- _CONSIGNE_:
Dans le texte sur la protection des victimes de violences intrafamiliales, traduisez en anglais la phrase « Les violences vraisemblables suffisent à fonder une ordonnance de protection. »

- _TEXTE DE LA PAGE_:
#Lutte contre les VIF

Adoption du texte renforçant la protection des victimes de violences intrafamiliales

Adoption du texte renforçant la protection des victimes de violences intrafamiliales

Après que députés et sénateurs soient arrivés à un compromis lors d’une commission mixte paritaire le 21 mai dernier, l’Assemblée nationale a définitivement adopté mercredi la proposition de loi "renforçant l’ordonnance de protection et créant l’ordonnance provisoire de protection immédiate", après le Sénat en début de semaine.

Les principales dispositions pour rappel :

-La durée maximale de l’ordonnance de protection passe de 6 à 12 mois. 

-Une ordonnance provisoire de protection immédiate peut être émise dans un délai de 24 heures afin de protéger la victime de l’auteur des violences, le temps que le juge se prononce sur la délivrance de l’ordonnance de protection classique dans un délai de 6 jours.  

-En cas de violation de l’ordonnance de protection dite « classique » et de l’ordonnance provisoire de protection immédiate :  3 ans d’emprisonnement et 15 000 euros d’amende.

Pour davantage de détails, consulter l’article récapitulatif

Mon intervention en séance publique

Mme la Président(e),

Mme la Ministre,

Mme la Rapporteure, 

Mes cher.e.s Collègues, 

1/ Cette proposition de loi est une partie de la réponse à un constat dramatique : alors qu’en 2022, on dénombrait plus de 244 000 victimes de violences conjugales, soit une hausse de 15% par rapport à 2021, seules moins de 6000 ordonnances de protection ont été demandées cette même année et 3586 délivrées. Ce fossé entre le danger de mort auquel ces victimes sont exposées et l’impuissance du bloc police/justice de les protéger malgré des efforts indéniables, nous oblige. 

2/ Le renforcement de l’ordonnance de protection classique ne peut qu’emporter notre soutien, d’autant que nous en avons été à l’origine. 

-L’allongement de la durée maximale de l’ordonnance de protection de 6 à 12 mois, sans obligation de renouveler la procédure à 6 mois sous certaines conditions, est une mesure de simplification pour les victimes et les magistrats. 

-La possibilité de délivrer l’ordonnance de protection même en l’absence de cohabitation du couple et le fait de masquer les victimes sur les listes électorales lorsque la dissimulation de leur adresse a été autorisée par le juge aux affaires familiales, répondent encore à un souci d’efficacité. 

3/ En revanche, je reste convaincue que les critères cumulatifs du danger et de l’existence de violences vraisemblables restent un sujet problématique pour les magistrats. Les violences vraisemblables suffisent à fonder une ordonnance de protection. Demander au juge des affaires familiales d’imaginer à partir de quelles violences le danger est là, cela me parait extrêmement difficile. Nous devons entendre la parole des victimes, c’est ce que l’on attend de nous. 

Et, l’argumentaire des juges doit être facilité. D’ailleurs, tous ceux que j’ai rencontrés confirment l’analyse faite par le Conseil national de l’ordonnance de protection : la notion de danger vraisemblable complexifie la décision à rendre par le juge qui se refuse à opérer une hiérarchisation dans les violences, en distinguant celles qui sont sources de danger de celles qui n’en sont pas. Et, rappelons qu’il s’agit d’une mesure de protection et non une décision de culpabilité.

(Listes des régions et des libellés)
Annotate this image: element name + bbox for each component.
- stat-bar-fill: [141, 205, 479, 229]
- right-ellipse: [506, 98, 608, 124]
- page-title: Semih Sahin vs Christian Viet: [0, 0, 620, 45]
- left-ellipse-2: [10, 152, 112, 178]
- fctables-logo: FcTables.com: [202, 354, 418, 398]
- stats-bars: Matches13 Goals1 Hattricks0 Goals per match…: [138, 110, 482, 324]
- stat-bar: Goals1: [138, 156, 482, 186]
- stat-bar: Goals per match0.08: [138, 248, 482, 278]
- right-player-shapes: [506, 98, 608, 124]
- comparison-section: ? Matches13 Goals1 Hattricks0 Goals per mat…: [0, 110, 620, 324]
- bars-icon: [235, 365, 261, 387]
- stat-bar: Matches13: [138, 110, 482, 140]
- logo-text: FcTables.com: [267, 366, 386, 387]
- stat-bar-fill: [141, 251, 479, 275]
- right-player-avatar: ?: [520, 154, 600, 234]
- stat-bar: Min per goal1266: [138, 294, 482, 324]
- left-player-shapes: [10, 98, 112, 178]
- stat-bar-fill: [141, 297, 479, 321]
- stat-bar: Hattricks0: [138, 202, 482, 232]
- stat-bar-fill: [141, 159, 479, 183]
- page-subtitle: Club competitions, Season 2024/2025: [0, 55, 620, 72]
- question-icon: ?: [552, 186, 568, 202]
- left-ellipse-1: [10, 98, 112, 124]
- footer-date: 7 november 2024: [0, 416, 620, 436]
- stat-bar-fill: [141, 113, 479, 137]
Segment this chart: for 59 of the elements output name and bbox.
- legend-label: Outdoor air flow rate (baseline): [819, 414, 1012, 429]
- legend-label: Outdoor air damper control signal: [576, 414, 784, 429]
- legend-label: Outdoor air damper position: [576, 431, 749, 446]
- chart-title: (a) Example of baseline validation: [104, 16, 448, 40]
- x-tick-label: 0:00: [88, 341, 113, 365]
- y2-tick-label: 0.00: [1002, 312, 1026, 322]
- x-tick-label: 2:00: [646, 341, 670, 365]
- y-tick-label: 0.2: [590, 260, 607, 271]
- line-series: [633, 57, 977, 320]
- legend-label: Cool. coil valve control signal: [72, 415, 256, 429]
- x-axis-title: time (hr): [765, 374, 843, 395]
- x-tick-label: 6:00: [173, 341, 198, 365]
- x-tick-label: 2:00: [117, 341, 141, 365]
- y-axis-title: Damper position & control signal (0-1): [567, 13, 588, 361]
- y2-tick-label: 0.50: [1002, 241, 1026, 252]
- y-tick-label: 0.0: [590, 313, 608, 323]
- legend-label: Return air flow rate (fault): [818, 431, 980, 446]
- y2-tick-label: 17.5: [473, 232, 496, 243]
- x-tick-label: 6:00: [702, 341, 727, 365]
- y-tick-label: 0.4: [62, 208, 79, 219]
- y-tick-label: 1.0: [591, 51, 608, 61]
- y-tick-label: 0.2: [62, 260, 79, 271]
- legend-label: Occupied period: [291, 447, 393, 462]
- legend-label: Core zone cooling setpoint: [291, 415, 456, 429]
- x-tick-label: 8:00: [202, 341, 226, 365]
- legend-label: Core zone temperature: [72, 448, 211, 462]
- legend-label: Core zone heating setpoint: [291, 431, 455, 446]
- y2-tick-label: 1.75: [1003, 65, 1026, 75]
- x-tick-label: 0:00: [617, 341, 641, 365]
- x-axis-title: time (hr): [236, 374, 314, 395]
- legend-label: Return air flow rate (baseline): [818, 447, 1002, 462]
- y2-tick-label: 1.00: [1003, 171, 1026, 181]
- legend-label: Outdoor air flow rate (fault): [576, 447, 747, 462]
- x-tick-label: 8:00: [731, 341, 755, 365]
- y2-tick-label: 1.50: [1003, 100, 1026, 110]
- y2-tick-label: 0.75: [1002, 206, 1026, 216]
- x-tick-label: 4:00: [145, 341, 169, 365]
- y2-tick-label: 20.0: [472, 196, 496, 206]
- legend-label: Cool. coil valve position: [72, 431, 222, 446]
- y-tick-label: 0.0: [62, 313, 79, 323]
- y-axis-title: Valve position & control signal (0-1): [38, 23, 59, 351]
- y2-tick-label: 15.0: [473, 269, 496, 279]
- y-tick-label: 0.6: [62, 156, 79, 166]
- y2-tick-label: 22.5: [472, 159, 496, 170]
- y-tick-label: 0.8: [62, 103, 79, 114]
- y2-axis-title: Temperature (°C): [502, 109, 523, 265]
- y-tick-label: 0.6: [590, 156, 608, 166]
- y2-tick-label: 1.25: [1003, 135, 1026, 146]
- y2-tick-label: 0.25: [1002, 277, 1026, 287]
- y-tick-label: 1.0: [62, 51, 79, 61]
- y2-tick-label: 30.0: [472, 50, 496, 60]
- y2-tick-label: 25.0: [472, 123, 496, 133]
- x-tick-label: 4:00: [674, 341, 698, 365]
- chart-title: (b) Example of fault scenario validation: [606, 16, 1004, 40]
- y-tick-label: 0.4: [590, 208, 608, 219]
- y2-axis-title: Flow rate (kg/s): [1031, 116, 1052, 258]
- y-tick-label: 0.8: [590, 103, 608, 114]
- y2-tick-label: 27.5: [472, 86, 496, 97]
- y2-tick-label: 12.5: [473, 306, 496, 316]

- _RÉPONSE_:
Plausible acts of violence are sufficient grounds for a protection order.